▶ Exercise instructions
Using the data below, tally the lines that include the string "this". Only the number is wanted.

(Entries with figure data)
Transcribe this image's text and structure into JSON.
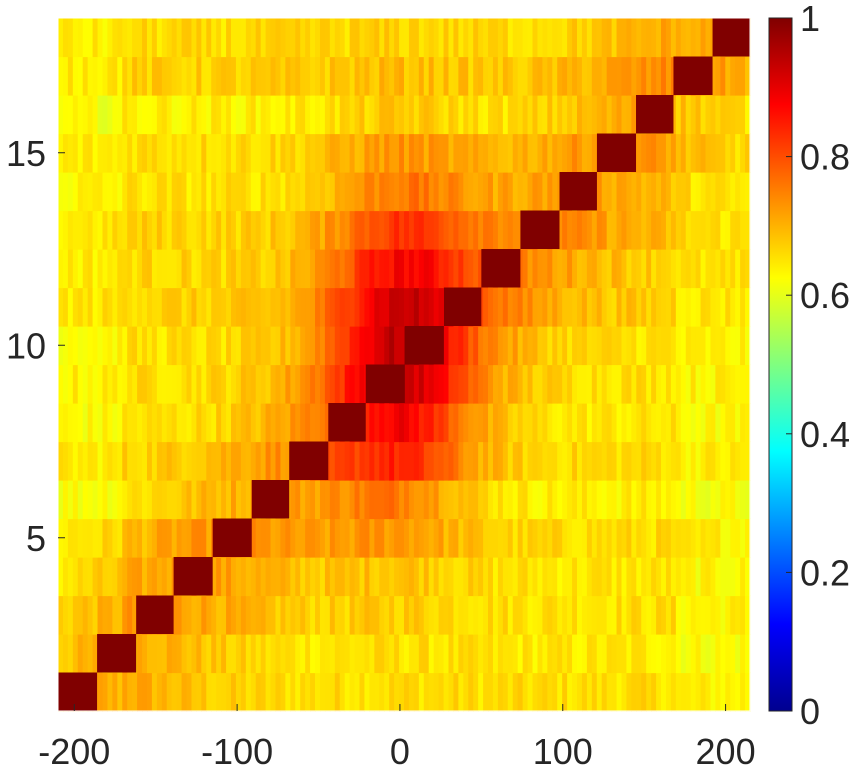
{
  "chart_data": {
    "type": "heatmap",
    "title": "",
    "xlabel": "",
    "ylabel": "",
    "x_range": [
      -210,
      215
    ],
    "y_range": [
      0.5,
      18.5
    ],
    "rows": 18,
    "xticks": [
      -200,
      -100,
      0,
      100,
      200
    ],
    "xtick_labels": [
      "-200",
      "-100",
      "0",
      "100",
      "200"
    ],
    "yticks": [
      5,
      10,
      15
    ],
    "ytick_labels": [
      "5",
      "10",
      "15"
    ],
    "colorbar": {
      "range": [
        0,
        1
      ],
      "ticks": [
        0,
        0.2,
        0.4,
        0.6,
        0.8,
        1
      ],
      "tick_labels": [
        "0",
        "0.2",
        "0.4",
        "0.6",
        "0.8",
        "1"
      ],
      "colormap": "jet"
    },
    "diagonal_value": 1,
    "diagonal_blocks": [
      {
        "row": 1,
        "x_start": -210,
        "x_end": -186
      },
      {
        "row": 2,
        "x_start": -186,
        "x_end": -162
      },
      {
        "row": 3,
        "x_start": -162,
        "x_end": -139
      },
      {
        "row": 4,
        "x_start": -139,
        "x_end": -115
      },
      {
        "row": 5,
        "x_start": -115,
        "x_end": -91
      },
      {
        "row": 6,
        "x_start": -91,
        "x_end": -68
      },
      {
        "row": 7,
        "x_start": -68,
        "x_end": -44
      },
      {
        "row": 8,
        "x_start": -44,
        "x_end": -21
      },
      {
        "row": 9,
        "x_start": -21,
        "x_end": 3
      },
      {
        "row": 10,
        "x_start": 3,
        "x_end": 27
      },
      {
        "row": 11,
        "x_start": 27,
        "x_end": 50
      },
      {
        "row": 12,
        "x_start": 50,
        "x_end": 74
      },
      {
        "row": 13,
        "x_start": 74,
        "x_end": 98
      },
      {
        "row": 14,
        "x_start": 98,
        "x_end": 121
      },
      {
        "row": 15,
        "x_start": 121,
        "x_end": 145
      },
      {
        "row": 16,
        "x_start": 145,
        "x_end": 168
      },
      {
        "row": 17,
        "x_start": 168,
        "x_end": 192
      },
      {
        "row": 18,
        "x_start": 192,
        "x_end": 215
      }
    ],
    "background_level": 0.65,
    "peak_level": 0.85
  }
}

---

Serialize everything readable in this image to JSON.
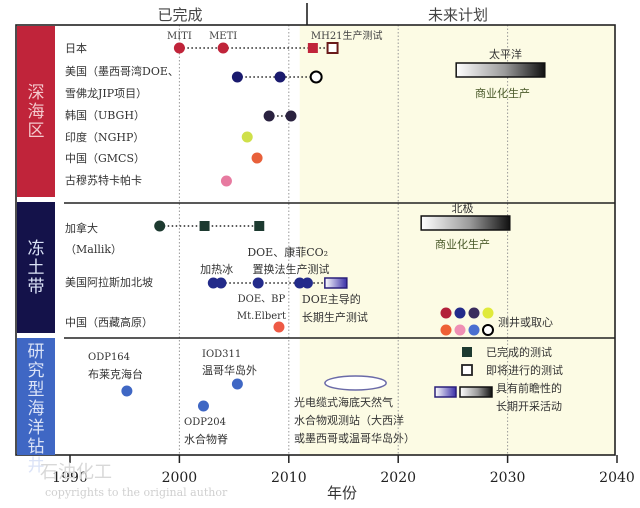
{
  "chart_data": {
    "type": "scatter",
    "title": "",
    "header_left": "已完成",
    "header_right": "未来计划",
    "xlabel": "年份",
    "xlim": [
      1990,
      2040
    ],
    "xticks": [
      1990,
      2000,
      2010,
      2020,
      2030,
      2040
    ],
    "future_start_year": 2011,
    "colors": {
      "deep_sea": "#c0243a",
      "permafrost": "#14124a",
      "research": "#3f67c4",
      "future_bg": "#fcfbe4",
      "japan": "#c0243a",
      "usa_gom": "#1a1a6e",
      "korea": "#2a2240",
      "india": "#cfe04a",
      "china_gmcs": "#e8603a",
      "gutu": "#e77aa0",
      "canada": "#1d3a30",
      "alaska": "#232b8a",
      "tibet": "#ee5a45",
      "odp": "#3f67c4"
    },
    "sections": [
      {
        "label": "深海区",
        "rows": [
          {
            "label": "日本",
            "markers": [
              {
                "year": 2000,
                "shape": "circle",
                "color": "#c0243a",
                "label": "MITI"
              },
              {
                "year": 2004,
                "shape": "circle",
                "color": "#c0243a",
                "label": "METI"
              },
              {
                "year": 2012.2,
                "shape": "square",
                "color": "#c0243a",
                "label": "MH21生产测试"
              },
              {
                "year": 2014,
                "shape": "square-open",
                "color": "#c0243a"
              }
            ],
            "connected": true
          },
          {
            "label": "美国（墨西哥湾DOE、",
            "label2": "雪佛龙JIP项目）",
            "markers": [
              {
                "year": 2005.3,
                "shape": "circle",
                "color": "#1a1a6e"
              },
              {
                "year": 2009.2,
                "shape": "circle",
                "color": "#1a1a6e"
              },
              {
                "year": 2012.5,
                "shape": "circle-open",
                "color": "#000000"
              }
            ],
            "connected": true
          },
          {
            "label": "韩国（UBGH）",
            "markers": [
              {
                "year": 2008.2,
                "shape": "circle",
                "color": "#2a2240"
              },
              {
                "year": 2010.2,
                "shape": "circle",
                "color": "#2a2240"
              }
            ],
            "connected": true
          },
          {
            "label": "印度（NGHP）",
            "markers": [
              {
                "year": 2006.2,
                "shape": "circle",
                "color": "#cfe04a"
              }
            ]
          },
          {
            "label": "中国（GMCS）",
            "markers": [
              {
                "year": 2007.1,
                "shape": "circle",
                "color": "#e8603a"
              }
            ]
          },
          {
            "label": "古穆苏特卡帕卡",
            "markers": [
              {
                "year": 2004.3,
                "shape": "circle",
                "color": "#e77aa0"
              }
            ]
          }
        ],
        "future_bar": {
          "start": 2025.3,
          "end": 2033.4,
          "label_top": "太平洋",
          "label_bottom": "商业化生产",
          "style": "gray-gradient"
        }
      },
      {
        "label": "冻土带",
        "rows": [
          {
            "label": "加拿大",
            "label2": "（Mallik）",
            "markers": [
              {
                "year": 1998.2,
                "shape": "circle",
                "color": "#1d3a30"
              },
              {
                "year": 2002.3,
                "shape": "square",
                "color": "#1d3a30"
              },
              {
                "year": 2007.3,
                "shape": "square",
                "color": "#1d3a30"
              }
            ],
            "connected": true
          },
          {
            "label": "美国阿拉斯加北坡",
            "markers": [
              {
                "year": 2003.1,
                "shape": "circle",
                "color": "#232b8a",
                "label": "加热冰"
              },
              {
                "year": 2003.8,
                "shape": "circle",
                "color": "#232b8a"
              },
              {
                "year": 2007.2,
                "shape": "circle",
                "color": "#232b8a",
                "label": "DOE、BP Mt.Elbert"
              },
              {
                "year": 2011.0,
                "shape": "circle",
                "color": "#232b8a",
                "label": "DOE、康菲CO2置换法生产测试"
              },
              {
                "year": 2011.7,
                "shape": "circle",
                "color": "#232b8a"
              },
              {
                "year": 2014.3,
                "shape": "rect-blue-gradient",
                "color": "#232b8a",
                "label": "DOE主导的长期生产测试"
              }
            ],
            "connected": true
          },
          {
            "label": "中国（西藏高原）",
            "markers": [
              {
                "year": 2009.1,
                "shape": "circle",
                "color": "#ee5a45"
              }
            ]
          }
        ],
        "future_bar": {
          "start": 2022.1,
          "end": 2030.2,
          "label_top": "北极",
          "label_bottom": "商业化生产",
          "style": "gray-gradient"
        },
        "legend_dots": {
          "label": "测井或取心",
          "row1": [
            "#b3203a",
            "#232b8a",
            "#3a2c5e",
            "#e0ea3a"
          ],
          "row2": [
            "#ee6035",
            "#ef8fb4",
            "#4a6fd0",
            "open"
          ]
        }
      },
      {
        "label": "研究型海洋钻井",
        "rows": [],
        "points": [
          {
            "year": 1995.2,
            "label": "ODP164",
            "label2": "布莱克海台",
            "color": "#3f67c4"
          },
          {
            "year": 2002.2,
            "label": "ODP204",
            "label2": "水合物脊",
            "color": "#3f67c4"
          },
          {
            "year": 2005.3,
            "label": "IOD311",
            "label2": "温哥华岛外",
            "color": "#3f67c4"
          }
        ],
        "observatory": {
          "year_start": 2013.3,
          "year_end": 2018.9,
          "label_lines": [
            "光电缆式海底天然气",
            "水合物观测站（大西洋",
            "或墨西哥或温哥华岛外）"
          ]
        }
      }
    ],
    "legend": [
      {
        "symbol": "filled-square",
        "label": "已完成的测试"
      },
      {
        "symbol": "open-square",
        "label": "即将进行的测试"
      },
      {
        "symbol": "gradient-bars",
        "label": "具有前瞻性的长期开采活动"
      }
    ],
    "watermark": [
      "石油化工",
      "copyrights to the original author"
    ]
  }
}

▶ Result of the task
2